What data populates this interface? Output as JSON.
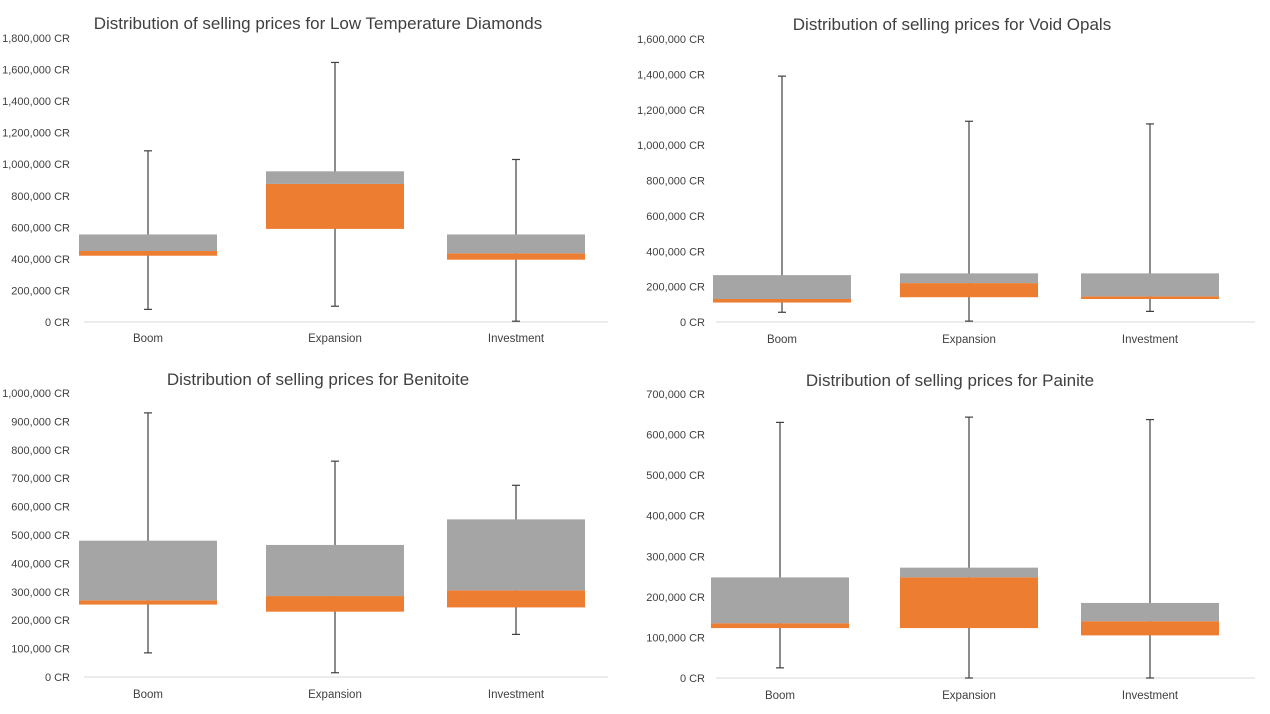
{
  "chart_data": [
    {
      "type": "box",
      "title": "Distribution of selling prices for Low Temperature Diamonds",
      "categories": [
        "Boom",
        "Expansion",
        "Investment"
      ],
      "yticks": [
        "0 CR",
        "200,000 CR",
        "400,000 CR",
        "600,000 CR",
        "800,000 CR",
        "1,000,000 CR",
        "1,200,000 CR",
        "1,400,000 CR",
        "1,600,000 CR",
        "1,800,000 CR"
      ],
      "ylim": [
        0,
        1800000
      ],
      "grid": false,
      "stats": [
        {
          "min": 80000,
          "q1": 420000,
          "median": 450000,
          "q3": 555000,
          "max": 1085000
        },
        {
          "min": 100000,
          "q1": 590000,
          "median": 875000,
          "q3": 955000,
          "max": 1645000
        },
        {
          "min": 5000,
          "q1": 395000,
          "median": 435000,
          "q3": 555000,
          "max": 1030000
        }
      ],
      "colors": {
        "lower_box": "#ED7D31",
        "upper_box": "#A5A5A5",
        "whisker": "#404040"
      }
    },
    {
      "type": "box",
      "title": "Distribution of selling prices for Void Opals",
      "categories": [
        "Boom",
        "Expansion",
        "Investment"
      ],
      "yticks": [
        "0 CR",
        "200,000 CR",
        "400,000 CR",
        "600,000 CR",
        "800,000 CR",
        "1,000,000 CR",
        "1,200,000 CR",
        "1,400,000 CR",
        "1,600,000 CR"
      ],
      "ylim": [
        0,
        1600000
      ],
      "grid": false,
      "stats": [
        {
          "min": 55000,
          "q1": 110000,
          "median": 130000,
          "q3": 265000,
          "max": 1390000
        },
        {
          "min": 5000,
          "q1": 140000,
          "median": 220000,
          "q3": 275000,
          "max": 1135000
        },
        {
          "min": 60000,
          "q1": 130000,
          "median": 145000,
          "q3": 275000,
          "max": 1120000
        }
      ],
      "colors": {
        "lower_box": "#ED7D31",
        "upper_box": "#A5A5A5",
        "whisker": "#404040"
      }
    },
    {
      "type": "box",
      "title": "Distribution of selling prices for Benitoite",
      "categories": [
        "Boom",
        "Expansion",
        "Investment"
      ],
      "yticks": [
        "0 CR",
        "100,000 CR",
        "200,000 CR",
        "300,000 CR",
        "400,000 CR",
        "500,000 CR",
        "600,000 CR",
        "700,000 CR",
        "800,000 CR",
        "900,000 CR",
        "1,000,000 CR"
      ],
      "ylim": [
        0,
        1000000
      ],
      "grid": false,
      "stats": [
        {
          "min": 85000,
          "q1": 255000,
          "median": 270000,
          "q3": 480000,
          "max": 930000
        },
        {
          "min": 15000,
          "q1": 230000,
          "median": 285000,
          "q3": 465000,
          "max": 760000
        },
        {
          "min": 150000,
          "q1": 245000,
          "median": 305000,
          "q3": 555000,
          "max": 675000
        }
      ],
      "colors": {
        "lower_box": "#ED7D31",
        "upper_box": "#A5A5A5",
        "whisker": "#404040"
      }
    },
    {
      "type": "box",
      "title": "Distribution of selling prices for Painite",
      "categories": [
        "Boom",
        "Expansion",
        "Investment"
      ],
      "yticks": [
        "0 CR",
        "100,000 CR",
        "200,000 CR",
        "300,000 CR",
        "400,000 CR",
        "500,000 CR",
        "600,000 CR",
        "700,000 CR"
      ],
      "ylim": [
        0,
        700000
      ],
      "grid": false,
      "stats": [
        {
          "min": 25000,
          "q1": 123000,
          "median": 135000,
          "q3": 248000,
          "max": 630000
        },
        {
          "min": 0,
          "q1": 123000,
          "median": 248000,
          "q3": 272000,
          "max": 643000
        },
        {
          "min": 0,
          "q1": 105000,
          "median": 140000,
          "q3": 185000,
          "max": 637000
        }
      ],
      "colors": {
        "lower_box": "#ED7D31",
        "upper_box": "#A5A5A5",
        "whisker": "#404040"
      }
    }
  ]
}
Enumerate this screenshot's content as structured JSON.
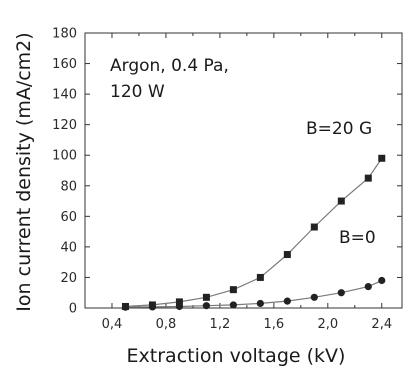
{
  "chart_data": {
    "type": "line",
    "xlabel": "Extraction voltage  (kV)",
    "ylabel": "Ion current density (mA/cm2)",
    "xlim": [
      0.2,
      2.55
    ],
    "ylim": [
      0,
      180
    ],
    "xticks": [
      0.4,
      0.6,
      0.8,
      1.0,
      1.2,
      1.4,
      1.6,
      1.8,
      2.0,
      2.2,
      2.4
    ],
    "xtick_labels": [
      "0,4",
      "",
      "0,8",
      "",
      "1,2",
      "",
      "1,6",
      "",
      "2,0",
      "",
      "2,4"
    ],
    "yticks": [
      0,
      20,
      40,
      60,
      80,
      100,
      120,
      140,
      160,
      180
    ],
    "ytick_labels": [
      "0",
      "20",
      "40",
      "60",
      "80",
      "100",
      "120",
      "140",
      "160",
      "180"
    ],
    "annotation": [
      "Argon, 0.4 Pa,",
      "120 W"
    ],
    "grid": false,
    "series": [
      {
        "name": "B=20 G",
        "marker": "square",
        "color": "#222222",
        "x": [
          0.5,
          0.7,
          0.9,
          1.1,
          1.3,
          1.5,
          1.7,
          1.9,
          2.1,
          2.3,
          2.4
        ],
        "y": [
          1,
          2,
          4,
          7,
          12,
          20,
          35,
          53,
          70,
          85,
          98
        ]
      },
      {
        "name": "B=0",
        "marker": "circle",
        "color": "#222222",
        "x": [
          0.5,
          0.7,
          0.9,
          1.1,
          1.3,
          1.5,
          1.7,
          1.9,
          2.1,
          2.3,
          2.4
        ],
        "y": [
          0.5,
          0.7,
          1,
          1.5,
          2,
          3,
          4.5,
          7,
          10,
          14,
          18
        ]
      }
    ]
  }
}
┄┄┄┄┄┄┄┄┄┄┄┄┄┄┄┄┄┄┄┄
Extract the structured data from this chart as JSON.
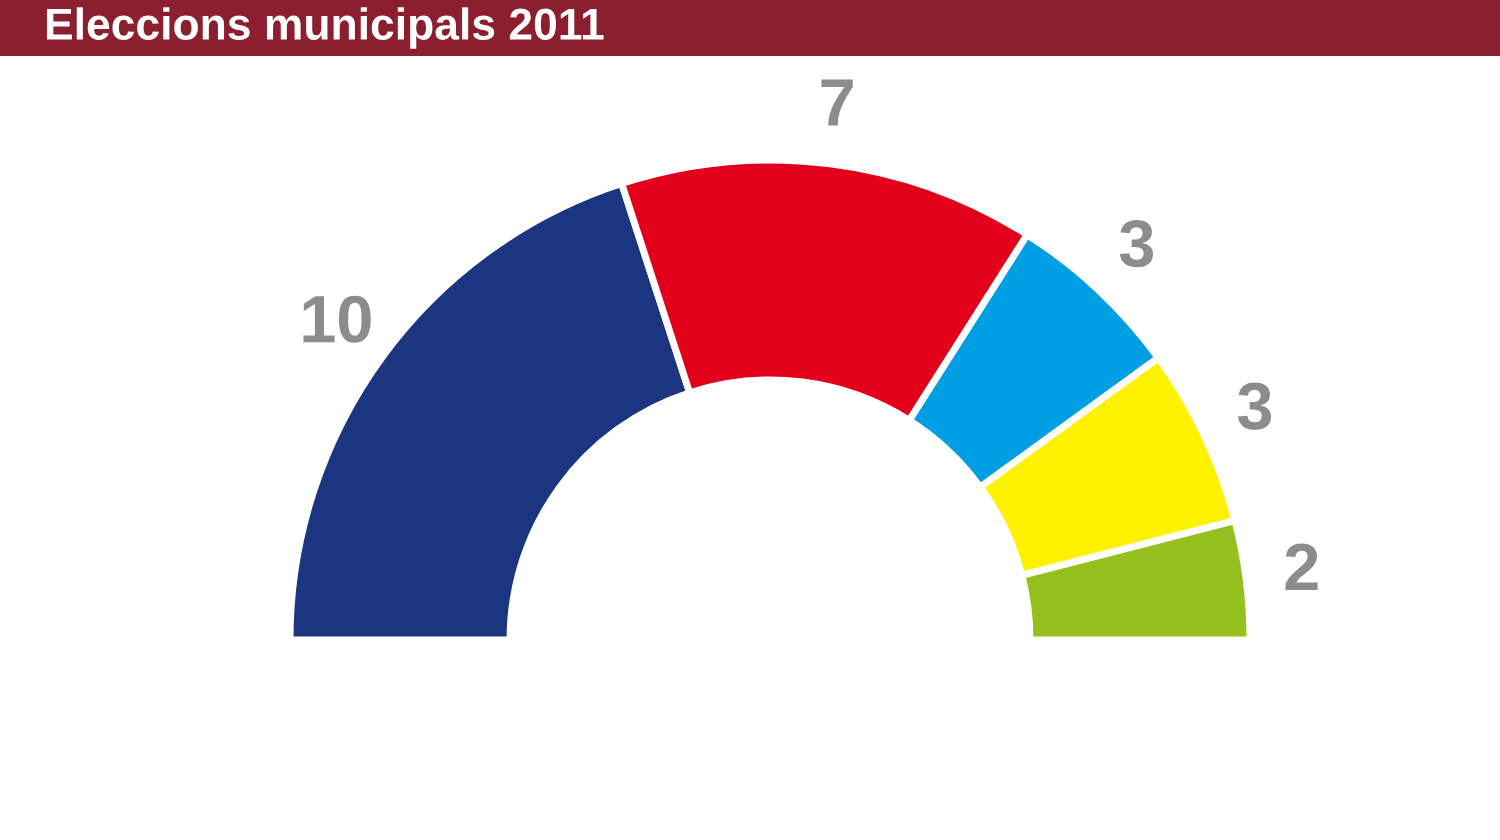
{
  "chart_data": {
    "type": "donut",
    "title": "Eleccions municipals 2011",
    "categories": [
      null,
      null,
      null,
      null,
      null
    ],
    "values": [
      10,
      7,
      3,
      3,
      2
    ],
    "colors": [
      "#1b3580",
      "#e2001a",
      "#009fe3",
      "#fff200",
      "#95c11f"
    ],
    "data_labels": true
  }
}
┄┄┄┄┄┄┄┄┄┄┄┄┄┄┄┄┄┄┄┄
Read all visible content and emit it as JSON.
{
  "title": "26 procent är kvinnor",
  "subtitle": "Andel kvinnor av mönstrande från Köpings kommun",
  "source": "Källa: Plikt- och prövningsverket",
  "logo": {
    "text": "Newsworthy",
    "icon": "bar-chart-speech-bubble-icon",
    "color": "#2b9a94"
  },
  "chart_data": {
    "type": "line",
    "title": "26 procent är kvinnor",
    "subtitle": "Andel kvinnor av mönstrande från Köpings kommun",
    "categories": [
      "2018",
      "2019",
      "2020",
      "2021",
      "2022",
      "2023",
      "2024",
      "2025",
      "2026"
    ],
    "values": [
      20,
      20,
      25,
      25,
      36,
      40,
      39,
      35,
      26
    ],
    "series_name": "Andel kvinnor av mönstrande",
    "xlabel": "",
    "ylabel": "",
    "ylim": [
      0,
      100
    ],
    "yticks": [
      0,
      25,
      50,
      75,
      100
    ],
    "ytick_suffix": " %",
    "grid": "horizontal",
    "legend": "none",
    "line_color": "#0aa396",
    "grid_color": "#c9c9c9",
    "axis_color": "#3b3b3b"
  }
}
┄┄┄┄┄┄┄┄┄┄┄┄┄┄┄┄┄┄┄┄
» **Exercise**
Copy every line in the records above that contains the word "kvinnor".

» **Worked answer**
  "title": "26 procent är kvinnor",
  "subtitle": "Andel kvinnor av mönstrande från Köpings kommun",
    "title": "26 procent är kvinnor",
    "subtitle": "Andel kvinnor av mönstrande från Köpings kommun",
    "series_name": "Andel kvinnor av mönstrande",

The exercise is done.